— START —
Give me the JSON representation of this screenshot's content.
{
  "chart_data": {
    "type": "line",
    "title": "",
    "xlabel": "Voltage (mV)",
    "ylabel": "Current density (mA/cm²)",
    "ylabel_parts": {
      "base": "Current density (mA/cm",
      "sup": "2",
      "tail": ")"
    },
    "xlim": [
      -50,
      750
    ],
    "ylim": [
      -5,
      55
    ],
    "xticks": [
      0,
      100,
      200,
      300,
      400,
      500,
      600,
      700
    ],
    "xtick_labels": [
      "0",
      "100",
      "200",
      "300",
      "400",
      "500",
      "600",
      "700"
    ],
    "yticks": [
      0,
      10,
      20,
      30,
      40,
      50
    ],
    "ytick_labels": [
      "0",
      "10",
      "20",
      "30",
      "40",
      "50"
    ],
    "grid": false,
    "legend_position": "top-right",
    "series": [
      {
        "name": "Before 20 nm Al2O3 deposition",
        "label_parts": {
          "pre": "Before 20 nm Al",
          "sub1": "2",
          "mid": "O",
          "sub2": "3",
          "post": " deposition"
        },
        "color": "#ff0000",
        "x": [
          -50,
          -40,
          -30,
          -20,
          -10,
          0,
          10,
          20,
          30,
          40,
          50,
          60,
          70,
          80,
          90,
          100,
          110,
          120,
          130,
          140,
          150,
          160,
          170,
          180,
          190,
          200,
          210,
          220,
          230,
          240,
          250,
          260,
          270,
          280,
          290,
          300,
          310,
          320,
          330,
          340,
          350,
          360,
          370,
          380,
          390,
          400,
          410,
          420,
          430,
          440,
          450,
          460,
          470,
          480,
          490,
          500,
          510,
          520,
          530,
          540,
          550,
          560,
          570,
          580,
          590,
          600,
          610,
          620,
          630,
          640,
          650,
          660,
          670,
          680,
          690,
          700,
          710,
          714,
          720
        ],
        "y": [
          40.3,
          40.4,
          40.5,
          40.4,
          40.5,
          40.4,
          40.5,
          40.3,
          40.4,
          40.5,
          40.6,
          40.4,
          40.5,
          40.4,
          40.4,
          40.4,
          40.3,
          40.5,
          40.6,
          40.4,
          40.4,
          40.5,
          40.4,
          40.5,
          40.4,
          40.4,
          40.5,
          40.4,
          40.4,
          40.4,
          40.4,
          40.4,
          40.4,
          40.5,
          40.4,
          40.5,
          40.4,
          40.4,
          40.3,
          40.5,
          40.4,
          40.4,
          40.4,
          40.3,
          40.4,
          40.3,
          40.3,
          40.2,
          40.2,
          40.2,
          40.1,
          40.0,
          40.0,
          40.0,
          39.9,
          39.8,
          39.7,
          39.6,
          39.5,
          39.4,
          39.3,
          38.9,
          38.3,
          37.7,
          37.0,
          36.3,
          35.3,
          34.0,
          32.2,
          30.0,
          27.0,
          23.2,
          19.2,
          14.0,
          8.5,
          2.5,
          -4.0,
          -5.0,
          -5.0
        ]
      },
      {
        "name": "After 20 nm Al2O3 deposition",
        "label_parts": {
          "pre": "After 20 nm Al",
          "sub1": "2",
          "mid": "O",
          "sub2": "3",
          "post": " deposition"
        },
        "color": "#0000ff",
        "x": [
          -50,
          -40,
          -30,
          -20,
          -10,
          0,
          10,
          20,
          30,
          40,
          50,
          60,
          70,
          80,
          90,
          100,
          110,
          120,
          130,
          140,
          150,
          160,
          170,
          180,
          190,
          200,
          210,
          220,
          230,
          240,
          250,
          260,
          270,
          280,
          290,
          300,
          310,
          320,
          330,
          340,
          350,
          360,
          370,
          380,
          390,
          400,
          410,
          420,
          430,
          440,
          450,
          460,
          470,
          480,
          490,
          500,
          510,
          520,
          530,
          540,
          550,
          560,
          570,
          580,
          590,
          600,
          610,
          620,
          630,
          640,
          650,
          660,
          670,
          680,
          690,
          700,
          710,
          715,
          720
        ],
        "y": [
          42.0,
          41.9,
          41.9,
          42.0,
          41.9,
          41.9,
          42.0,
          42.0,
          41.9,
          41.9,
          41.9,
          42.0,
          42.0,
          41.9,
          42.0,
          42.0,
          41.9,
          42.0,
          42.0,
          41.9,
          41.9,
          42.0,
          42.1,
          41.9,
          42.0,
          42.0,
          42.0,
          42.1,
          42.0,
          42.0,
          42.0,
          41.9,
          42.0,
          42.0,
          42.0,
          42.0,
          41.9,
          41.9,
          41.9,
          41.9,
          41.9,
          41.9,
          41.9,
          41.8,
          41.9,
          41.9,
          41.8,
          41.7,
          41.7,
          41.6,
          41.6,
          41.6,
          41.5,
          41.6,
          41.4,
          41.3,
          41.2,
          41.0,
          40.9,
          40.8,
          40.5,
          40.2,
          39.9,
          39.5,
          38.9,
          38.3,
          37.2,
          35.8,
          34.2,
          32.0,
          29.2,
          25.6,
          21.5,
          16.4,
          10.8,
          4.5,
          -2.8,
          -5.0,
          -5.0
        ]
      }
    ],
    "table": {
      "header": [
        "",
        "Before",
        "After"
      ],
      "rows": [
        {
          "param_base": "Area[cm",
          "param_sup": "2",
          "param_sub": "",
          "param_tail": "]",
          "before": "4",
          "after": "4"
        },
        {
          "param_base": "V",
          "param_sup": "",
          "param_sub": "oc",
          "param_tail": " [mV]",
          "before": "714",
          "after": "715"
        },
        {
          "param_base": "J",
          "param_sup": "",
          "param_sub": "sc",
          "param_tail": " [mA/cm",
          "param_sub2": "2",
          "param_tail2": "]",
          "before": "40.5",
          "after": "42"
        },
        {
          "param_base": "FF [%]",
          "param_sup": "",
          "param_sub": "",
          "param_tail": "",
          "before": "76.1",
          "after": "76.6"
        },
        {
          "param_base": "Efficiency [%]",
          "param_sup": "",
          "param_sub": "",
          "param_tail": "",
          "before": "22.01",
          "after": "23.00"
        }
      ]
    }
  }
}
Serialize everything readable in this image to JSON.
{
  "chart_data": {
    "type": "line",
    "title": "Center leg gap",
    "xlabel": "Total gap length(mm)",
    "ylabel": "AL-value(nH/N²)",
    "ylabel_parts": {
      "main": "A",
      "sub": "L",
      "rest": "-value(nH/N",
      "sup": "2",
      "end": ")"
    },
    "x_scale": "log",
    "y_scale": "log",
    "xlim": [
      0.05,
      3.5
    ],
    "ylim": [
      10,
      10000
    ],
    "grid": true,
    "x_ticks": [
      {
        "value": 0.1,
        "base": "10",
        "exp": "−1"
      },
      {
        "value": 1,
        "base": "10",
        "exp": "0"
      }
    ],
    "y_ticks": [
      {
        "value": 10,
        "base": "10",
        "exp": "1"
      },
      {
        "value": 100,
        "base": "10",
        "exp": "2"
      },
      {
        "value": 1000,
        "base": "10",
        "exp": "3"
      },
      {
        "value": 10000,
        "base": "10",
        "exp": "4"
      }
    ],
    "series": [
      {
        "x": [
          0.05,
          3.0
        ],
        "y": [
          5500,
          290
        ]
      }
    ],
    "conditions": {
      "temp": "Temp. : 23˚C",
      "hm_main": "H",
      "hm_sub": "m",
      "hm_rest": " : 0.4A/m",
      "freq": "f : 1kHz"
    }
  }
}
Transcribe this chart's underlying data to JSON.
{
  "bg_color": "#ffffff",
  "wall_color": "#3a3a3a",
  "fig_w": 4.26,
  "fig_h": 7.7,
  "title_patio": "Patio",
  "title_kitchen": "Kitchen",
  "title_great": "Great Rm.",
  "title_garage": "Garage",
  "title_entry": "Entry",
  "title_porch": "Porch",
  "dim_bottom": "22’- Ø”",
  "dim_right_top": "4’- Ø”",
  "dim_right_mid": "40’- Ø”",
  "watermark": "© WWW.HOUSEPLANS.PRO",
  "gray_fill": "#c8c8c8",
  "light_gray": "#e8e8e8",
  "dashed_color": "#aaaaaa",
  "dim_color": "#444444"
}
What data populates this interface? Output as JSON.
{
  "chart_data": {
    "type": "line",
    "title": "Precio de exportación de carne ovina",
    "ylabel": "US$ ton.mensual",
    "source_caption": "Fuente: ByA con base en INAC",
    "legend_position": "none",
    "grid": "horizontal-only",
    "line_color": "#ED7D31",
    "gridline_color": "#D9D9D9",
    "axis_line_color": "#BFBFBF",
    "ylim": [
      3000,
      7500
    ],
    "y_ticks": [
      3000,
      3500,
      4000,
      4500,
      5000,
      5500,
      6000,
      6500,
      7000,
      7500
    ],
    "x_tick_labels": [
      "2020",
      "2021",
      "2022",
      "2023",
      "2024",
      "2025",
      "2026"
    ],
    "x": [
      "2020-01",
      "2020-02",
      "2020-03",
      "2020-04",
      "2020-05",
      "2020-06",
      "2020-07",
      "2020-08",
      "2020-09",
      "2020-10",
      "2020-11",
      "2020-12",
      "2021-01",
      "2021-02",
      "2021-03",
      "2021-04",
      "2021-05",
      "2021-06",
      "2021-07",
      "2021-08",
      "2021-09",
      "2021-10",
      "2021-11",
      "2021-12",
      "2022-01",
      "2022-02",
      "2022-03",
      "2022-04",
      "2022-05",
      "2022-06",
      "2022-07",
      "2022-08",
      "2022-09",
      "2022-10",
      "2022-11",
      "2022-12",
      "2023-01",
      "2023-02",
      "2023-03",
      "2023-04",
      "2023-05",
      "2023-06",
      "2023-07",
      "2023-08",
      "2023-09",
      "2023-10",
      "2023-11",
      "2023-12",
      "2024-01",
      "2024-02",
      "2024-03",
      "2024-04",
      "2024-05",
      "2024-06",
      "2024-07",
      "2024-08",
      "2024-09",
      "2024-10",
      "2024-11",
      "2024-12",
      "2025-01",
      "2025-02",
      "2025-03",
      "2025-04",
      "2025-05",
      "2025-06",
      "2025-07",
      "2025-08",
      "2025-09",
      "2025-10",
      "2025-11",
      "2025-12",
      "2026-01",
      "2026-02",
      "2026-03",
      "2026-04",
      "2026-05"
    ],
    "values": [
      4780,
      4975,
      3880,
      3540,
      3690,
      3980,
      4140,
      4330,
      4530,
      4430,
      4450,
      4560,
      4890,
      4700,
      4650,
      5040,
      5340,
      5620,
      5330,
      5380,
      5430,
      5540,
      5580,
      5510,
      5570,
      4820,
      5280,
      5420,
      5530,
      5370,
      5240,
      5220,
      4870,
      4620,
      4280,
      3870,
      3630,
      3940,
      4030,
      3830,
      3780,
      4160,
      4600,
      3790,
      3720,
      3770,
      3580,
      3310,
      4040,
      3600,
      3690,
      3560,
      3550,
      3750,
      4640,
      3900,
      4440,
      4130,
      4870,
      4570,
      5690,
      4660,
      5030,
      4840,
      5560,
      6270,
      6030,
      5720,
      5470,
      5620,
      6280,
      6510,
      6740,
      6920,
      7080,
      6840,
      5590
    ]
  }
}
— END —
> Stated task
Copy out all lines above that include the string "this".

> Written response
Give me the JSON representation of this screenshot's content.
Serialize everything readable in this image to JSON.
Transcribe this chart's underlying data to JSON.
What data populates this interface? Output as JSON.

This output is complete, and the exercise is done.